[Records]
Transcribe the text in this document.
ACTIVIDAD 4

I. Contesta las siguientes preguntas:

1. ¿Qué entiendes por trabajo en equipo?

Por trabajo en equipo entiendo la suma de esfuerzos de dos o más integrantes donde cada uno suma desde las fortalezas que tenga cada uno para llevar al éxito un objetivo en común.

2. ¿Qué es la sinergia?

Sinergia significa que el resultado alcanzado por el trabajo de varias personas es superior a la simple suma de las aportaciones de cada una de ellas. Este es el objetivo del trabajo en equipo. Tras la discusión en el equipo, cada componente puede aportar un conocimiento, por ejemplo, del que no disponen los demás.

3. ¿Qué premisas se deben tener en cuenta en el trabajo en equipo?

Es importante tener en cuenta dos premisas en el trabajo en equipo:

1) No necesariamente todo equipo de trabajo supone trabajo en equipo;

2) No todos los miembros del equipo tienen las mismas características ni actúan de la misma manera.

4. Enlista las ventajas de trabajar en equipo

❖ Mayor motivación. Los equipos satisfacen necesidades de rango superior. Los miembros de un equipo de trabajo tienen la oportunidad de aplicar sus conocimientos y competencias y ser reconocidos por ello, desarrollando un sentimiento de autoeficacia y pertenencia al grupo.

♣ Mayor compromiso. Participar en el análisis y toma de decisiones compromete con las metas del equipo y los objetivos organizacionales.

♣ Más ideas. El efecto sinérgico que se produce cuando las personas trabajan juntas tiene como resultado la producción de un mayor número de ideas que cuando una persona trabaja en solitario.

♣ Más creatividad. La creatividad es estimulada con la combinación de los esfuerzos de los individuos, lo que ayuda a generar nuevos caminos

### EXERCISE OBJECTIVE
Gather and copy every line of the data in which the string "tener" is found.

### RESPONSE TO THIS TASK
3. ¿Qué premisas se deben tener en cuenta en el trabajo en equipo?
Es importante tener en cuenta dos premisas en el trabajo en equipo:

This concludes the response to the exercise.